_PROBLEM DETAILS_:
Report back each line of the records that contains the string "color".

>> begin

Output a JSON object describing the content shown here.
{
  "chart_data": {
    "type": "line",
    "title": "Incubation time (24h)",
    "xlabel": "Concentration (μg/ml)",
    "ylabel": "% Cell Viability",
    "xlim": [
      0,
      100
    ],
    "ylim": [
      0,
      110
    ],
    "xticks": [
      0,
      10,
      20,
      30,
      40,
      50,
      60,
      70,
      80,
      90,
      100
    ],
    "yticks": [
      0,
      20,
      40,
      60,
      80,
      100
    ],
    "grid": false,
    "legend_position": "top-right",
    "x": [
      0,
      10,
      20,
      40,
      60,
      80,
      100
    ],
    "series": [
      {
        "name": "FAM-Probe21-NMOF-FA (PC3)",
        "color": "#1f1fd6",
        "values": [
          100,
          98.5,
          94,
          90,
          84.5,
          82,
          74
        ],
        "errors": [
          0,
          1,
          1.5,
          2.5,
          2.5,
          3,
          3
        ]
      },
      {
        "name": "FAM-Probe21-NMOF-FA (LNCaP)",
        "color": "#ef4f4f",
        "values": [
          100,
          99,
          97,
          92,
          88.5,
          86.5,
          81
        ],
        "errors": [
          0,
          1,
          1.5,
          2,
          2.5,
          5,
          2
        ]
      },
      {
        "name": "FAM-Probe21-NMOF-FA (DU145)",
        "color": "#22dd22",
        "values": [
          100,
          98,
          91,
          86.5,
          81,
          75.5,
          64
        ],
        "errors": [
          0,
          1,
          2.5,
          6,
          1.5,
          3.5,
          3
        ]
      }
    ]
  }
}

>> end

_SOLUTION_:
        "color": "#1f1fd6",
        "color": "#ef4f4f",
        "color": "#22dd22",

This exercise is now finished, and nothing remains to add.